Dataset excerpts:

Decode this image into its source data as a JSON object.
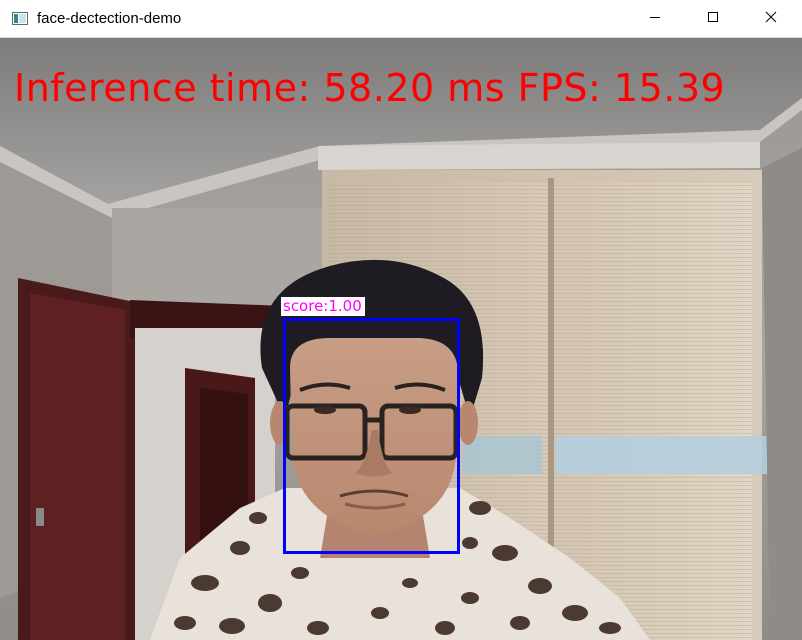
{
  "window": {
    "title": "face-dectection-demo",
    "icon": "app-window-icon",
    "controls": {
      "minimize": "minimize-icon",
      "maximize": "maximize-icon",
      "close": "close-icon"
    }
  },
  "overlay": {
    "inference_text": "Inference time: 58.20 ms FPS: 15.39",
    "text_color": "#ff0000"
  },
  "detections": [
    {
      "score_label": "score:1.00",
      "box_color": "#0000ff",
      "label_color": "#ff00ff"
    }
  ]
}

==

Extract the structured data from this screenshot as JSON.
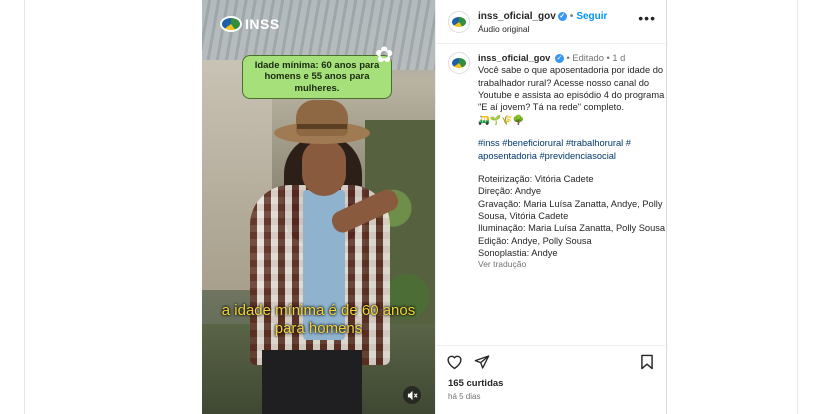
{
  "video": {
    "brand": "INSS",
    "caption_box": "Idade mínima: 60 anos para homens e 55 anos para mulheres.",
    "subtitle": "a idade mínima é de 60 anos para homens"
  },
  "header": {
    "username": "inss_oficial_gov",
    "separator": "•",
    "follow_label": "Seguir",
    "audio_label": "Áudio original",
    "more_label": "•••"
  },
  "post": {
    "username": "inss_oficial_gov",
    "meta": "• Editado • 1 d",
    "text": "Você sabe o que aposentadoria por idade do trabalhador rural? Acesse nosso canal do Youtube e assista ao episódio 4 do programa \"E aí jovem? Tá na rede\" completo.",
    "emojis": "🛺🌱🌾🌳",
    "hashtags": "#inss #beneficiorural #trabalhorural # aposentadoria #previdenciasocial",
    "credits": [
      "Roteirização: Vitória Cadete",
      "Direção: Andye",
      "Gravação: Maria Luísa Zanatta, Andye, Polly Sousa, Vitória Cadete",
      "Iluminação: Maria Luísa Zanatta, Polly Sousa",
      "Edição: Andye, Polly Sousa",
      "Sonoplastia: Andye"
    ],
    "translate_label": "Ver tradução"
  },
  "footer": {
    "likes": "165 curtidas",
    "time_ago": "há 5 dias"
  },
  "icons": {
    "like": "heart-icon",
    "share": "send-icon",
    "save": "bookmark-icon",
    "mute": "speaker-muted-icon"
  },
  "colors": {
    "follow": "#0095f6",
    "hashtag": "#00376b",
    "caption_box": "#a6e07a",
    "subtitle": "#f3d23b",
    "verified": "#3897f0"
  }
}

> **Instruction**: Read the entries and select each line where the word "Cadete" is found.

> **Output for this exercise**:
      "Roteirização: Vitória Cadete",
      "Gravação: Maria Luísa Zanatta, Andye, Polly Sousa, Vitória Cadete",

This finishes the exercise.